- [Material provided]:
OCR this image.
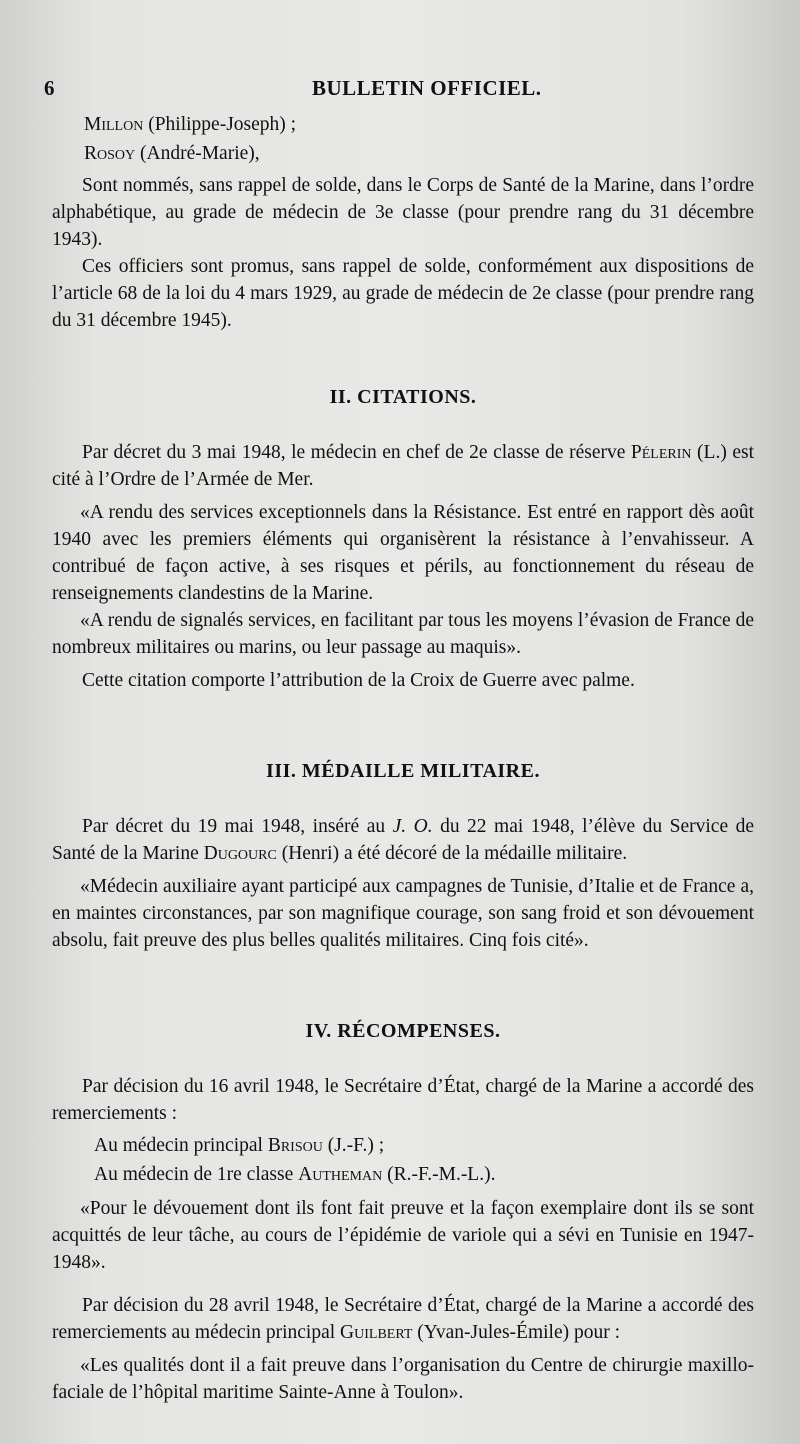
6	BULLETIN OFFICIEL.
Millon (Philippe-Joseph) ;
Rosoy (André-Marie),

Sont nommés, sans rappel de solde, dans le Corps de Santé de la Marine, dans l’ordre alphabétique, au grade de médecin de 3e classe (pour prendre rang du 31 décembre 1943).

Ces officiers sont promus, sans rappel de solde, conformément aux dispositions de l’article 68 de la loi du 4 mars 1929, au grade de médecin de 2e classe (pour prendre rang du 31 décembre 1945).

II. CITATIONS.

Par décret du 3 mai 1948, le médecin en chef de 2e classe de réserve Pélerin (L.) est cité à l’Ordre de l’Armée de Mer.

«A rendu des services exceptionnels dans la Résistance. Est entré en rapport dès août 1940 avec les premiers éléments qui organisèrent la résistance à l’envahisseur. A contribué de façon active, à ses risques et périls, au fonctionnement du réseau de renseignements clandestins de la Marine.

«A rendu de signalés services, en facilitant par tous les moyens l’évasion de France de nombreux militaires ou marins, ou leur passage au maquis».

Cette citation comporte l’attribution de la Croix de Guerre avec palme.

III. MÉDAILLE MILITAIRE.

Par décret du 19 mai 1948, inséré au J. O. du 22 mai 1948, l’élève du Service de Santé de la Marine Dugourc (Henri) a été décoré de la médaille militaire.

«Médecin auxiliaire ayant participé aux campagnes de Tunisie, d’Italie et de France a, en maintes circonstances, par son magnifique courage, son sang froid et son dévouement absolu, fait preuve des plus belles qualités militaires. Cinq fois cité».

IV. RÉCOMPENSES.

Par décision du 16 avril 1948, le Secrétaire d’État, chargé de la Marine a accordé des remerciements :

Au médecin principal Brisou (J.-F.) ;
Au médecin de 1re classe Autheman (R.-F.-M.-L.).

«Pour le dévouement dont ils font fait preuve et la façon exemplaire dont ils se sont acquittés de leur tâche, au cours de l’épidémie de variole qui a sévi en Tunisie en 1947-1948».

Par décision du 28 avril 1948, le Secrétaire d’État, chargé de la Marine a accordé des remerciements au médecin principal Guilbert (Yvan-Jules-Émile) pour :

«Les qualités dont il a fait preuve dans l’organisation du Centre de chirurgie maxillo-faciale de l’hôpital maritime Sainte-Anne à Toulon».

- [Goal]:
Copy the records above exactly, omitting every picture.

- [Output]:
OCR this image.
6	BULLETIN OFFICIEL.
Millon (Philippe-Joseph) ;
Rosoy (André-Marie),

Sont nommés, sans rappel de solde, dans le Corps de Santé de la Marine, dans l’ordre alphabétique, au grade de médecin de 3e classe (pour prendre rang du 31 décembre 1943).

Ces officiers sont promus, sans rappel de solde, conformément aux dispositions de l’article 68 de la loi du 4 mars 1929, au grade de médecin de 2e classe (pour prendre rang du 31 décembre 1945).

II. CITATIONS.

Par décret du 3 mai 1948, le médecin en chef de 2e classe de réserve Pélerin (L.) est cité à l’Ordre de l’Armée de Mer.

«A rendu des services exceptionnels dans la Résistance. Est entré en rapport dès août 1940 avec les premiers éléments qui organisèrent la résistance à l’envahisseur. A contribué de façon active, à ses risques et périls, au fonctionnement du réseau de renseignements clandestins de la Marine.

«A rendu de signalés services, en facilitant par tous les moyens l’évasion de France de nombreux militaires ou marins, ou leur passage au maquis».

Cette citation comporte l’attribution de la Croix de Guerre avec palme.

III. MÉDAILLE MILITAIRE.

Par décret du 19 mai 1948, inséré au J. O. du 22 mai 1948, l’élève du Service de Santé de la Marine Dugourc (Henri) a été décoré de la médaille militaire.

«Médecin auxiliaire ayant participé aux campagnes de Tunisie, d’Italie et de France a, en maintes circonstances, par son magnifique courage, son sang froid et son dévouement absolu, fait preuve des plus belles qualités militaires. Cinq fois cité».

IV. RÉCOMPENSES.

Par décision du 16 avril 1948, le Secrétaire d’État, chargé de la Marine a accordé des remerciements :

Au médecin principal Brisou (J.-F.) ;
Au médecin de 1re classe Autheman (R.-F.-M.-L.).

«Pour le dévouement dont ils font fait preuve et la façon exemplaire dont ils se sont acquittés de leur tâche, au cours de l’épidémie de variole qui a sévi en Tunisie en 1947-1948».

Par décision du 28 avril 1948, le Secrétaire d’État, chargé de la Marine a accordé des remerciements au médecin principal Guilbert (Yvan-Jules-Émile) pour :

«Les qualités dont il a fait preuve dans l’organisation du Centre de chirurgie maxillo-faciale de l’hôpital maritime Sainte-Anne à Toulon».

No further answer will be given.